(Items from a figure collection)
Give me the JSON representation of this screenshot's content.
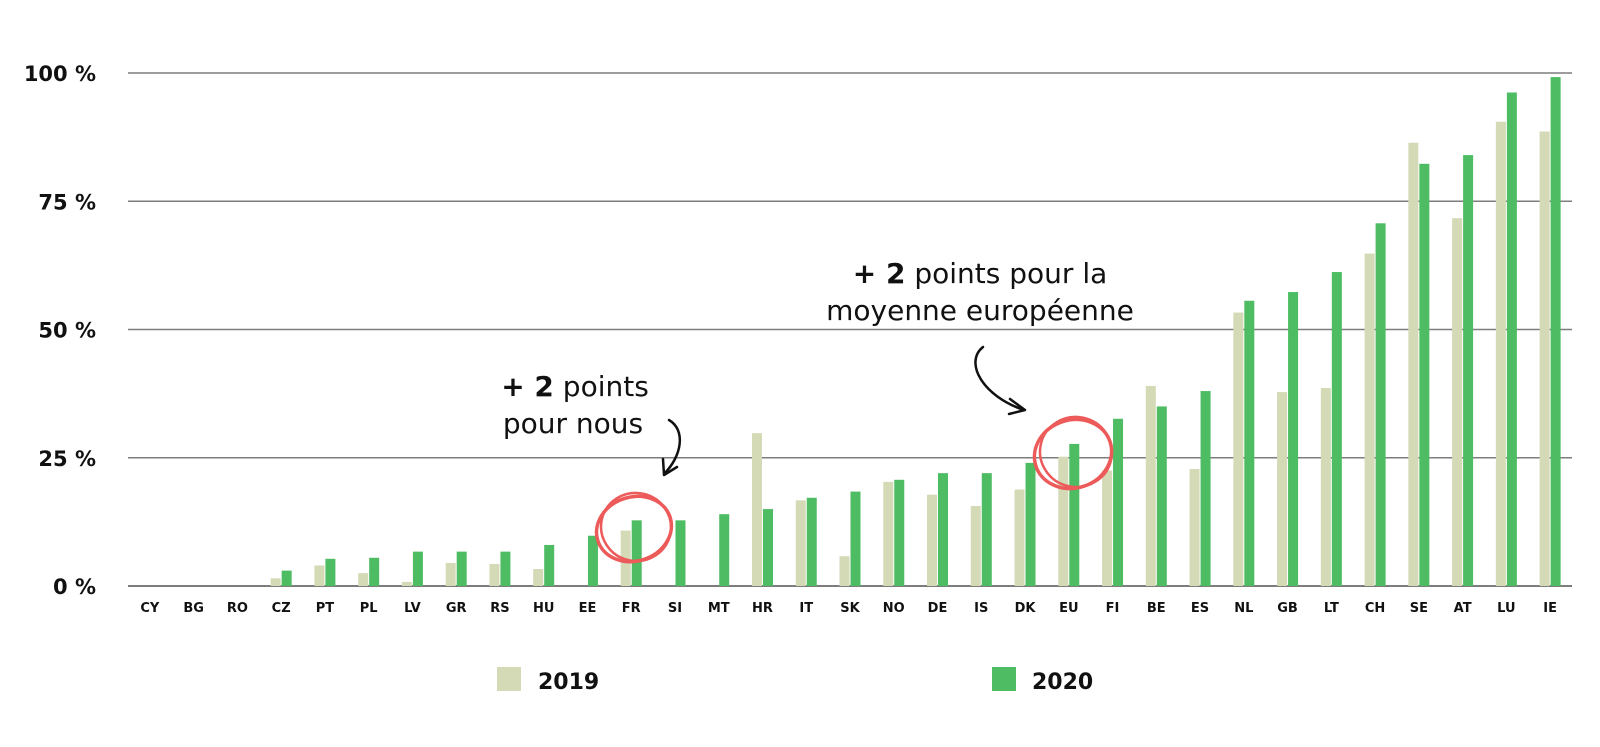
{
  "chart_data": {
    "type": "bar",
    "categories": [
      "CY",
      "BG",
      "RO",
      "CZ",
      "PT",
      "PL",
      "LV",
      "GR",
      "RS",
      "HU",
      "EE",
      "FR",
      "SI",
      "MT",
      "HR",
      "IT",
      "SK",
      "NO",
      "DE",
      "IS",
      "DK",
      "EU",
      "FI",
      "BE",
      "ES",
      "NL",
      "GB",
      "LT",
      "CH",
      "SE",
      "AT",
      "LU",
      "IE"
    ],
    "series": [
      {
        "name": "2019",
        "color": "#d3dab5",
        "values": [
          0,
          0,
          0,
          1.5,
          4,
          2.5,
          0.8,
          4.5,
          4.3,
          3.3,
          0,
          10.8,
          0,
          0,
          29.8,
          16.7,
          5.8,
          20.3,
          17.8,
          15.6,
          18.8,
          25.2,
          22.5,
          39,
          22.8,
          53.3,
          37.8,
          38.6,
          64.8,
          86.4,
          71.7,
          90.5,
          88.6
        ]
      },
      {
        "name": "2020",
        "color": "#4dbc62",
        "values": [
          0,
          0,
          0,
          3,
          5.3,
          5.5,
          6.7,
          6.7,
          6.7,
          8,
          9.8,
          12.8,
          12.8,
          14,
          15,
          17.2,
          18.4,
          20.7,
          22,
          22,
          24,
          27.7,
          32.6,
          35,
          38,
          55.6,
          57.3,
          61.2,
          70.7,
          82.3,
          84,
          96.2,
          99.2
        ]
      }
    ],
    "yticks": [
      "0 %",
      "25 %",
      "50 %",
      "75 %",
      "100 %"
    ],
    "ylim": [
      0,
      100
    ],
    "grid": true,
    "legend": "bottom"
  },
  "annotations": {
    "fr": {
      "line1_bold": "+ 2",
      "line1_rest": " points",
      "line2": "pour nous"
    },
    "eu": {
      "line1_bold": "+ 2",
      "line1_rest": " points pour la",
      "line2": "moyenne européenne"
    }
  },
  "highlight_color": "#ec5a5a"
}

▶ _Required task_
Write the records out once more, exactly as they appear, with no pictures.

▶ _Right answer_
Give me the JSON representation of this screenshot's content.
{
  "chart_data": {
    "type": "bar",
    "categories": [
      "CY",
      "BG",
      "RO",
      "CZ",
      "PT",
      "PL",
      "LV",
      "GR",
      "RS",
      "HU",
      "EE",
      "FR",
      "SI",
      "MT",
      "HR",
      "IT",
      "SK",
      "NO",
      "DE",
      "IS",
      "DK",
      "EU",
      "FI",
      "BE",
      "ES",
      "NL",
      "GB",
      "LT",
      "CH",
      "SE",
      "AT",
      "LU",
      "IE"
    ],
    "series": [
      {
        "name": "2019",
        "color": "#d3dab5",
        "values": [
          0,
          0,
          0,
          1.5,
          4,
          2.5,
          0.8,
          4.5,
          4.3,
          3.3,
          0,
          10.8,
          0,
          0,
          29.8,
          16.7,
          5.8,
          20.3,
          17.8,
          15.6,
          18.8,
          25.2,
          22.5,
          39,
          22.8,
          53.3,
          37.8,
          38.6,
          64.8,
          86.4,
          71.7,
          90.5,
          88.6
        ]
      },
      {
        "name": "2020",
        "color": "#4dbc62",
        "values": [
          0,
          0,
          0,
          3,
          5.3,
          5.5,
          6.7,
          6.7,
          6.7,
          8,
          9.8,
          12.8,
          12.8,
          14,
          15,
          17.2,
          18.4,
          20.7,
          22,
          22,
          24,
          27.7,
          32.6,
          35,
          38,
          55.6,
          57.3,
          61.2,
          70.7,
          82.3,
          84,
          96.2,
          99.2
        ]
      }
    ],
    "yticks": [
      "0 %",
      "25 %",
      "50 %",
      "75 %",
      "100 %"
    ],
    "ylim": [
      0,
      100
    ],
    "grid": true,
    "legend": "bottom"
  },
  "annotations": {
    "fr": {
      "line1_bold": "+ 2",
      "line1_rest": " points",
      "line2": "pour nous"
    },
    "eu": {
      "line1_bold": "+ 2",
      "line1_rest": " points pour la",
      "line2": "moyenne européenne"
    }
  },
  "highlight_color": "#ec5a5a"
}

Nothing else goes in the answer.